Problem statement ▸ Examine the entries and show every line in which the word "血浆蛋白" is found.

Data records ▸
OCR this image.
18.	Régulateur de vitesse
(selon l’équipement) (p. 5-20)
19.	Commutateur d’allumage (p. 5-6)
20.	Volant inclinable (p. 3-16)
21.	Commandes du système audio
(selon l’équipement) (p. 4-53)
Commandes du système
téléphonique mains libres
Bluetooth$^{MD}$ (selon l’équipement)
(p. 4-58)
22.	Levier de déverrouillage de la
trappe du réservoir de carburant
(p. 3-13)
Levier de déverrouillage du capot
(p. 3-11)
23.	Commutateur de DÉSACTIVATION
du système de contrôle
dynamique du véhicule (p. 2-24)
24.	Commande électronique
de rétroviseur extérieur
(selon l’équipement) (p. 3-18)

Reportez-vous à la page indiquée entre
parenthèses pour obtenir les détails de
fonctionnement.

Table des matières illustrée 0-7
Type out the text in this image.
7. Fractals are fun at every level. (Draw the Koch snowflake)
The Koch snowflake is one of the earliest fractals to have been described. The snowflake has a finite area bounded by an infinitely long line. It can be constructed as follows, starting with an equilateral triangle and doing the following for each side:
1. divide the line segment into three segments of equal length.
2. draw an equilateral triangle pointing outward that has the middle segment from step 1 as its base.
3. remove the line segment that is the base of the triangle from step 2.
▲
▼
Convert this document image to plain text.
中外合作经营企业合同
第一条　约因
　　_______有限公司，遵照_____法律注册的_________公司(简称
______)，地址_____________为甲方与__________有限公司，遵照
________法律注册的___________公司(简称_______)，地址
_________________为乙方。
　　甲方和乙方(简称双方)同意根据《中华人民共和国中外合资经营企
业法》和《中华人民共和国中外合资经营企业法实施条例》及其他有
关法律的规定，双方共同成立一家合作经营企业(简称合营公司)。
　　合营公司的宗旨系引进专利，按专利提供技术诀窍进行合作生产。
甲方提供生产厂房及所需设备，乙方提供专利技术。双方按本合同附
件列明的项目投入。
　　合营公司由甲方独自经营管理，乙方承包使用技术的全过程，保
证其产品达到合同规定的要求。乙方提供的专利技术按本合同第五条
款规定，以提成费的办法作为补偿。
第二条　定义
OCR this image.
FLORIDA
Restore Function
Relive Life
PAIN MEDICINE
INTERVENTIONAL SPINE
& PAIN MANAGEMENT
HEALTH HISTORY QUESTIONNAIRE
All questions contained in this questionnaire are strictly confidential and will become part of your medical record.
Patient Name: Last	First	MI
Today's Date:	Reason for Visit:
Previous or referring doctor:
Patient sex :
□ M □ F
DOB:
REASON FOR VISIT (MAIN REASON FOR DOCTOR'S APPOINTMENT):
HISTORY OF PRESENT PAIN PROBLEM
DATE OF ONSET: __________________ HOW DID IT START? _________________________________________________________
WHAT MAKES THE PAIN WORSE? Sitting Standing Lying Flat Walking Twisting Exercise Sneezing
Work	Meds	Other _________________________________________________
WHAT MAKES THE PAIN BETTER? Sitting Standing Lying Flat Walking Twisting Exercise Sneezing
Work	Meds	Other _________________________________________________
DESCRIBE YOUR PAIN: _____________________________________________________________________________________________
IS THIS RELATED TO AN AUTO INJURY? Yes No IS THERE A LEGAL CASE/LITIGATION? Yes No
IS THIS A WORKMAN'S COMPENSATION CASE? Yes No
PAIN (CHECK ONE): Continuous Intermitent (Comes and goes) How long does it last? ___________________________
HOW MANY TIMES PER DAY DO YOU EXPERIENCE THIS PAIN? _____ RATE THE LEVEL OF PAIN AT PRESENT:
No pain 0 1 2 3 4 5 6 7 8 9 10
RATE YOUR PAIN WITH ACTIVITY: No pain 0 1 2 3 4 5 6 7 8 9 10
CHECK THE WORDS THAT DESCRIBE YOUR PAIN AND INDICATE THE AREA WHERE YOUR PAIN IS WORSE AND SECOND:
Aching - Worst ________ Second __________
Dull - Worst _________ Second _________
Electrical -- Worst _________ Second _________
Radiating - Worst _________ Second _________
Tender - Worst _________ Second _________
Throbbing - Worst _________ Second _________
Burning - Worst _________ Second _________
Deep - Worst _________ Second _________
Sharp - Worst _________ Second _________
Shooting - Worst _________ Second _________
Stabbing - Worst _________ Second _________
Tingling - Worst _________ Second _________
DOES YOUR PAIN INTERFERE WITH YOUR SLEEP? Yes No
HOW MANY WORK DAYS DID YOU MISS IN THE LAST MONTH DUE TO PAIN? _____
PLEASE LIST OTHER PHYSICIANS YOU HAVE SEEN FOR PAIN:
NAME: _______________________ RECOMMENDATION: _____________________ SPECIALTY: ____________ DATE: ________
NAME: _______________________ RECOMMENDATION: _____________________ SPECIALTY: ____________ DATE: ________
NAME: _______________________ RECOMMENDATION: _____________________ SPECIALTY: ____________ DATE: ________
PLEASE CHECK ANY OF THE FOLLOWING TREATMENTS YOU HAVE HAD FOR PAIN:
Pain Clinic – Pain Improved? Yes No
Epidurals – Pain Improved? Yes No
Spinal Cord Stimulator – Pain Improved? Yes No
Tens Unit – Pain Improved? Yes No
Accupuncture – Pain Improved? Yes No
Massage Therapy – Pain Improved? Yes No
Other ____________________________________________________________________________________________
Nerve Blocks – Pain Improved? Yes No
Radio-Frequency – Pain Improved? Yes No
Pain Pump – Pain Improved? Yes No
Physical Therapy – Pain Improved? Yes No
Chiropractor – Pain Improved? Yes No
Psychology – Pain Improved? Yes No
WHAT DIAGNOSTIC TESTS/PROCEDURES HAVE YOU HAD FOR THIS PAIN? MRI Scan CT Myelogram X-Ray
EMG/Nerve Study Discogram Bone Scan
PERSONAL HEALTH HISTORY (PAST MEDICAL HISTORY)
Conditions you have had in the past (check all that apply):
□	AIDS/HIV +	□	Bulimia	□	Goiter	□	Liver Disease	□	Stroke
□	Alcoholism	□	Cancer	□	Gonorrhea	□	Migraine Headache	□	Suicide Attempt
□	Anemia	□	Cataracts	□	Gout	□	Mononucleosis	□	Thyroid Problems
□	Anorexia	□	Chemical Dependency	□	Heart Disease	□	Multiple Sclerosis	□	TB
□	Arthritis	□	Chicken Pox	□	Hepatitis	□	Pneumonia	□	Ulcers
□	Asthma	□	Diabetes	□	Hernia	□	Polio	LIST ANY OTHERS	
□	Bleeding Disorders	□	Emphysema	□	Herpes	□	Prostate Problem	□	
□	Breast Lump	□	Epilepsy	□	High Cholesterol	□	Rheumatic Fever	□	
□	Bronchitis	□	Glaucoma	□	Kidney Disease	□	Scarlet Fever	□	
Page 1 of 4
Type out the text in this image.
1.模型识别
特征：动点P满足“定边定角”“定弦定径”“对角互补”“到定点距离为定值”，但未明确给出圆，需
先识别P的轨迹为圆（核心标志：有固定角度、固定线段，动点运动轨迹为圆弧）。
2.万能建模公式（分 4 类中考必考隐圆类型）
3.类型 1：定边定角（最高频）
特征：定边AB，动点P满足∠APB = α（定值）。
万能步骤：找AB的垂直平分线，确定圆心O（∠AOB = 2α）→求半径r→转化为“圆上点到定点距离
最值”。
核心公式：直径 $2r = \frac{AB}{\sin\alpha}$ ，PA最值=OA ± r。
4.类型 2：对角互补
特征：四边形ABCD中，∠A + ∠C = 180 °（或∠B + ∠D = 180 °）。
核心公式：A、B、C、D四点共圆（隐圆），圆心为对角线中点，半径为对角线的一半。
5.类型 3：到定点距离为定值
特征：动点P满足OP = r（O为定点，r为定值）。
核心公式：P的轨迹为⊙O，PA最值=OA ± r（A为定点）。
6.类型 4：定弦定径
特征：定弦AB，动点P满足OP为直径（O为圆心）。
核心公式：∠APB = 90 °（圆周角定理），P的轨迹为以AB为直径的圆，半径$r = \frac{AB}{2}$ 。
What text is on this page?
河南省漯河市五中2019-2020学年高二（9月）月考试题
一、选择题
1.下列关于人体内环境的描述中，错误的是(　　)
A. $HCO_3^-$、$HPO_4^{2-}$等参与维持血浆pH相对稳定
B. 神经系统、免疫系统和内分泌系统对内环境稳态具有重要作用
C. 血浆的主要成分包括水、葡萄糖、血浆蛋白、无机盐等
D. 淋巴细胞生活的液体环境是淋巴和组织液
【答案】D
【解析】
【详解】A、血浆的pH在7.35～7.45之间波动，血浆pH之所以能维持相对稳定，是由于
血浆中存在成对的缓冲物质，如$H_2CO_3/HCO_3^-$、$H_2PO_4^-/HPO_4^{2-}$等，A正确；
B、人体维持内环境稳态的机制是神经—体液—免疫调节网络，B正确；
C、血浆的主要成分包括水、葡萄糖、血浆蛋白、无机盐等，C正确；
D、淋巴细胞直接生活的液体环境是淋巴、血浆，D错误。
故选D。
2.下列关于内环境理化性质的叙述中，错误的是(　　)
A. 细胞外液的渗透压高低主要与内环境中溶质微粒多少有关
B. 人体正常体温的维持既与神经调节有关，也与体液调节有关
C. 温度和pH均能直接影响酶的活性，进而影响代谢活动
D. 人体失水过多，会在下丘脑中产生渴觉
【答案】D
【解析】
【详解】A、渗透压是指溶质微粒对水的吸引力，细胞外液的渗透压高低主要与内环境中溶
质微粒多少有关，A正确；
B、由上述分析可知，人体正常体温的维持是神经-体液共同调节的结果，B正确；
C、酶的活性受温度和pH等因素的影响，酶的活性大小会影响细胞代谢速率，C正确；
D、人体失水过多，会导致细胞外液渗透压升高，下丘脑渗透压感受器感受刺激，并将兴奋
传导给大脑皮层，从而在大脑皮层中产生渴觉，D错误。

Task answer ▸
C. 血浆的主要成分包括水、葡萄糖、血浆蛋白、无机盐等
C、血浆的主要成分包括水、葡萄糖、血浆蛋白、无机盐等，C正确；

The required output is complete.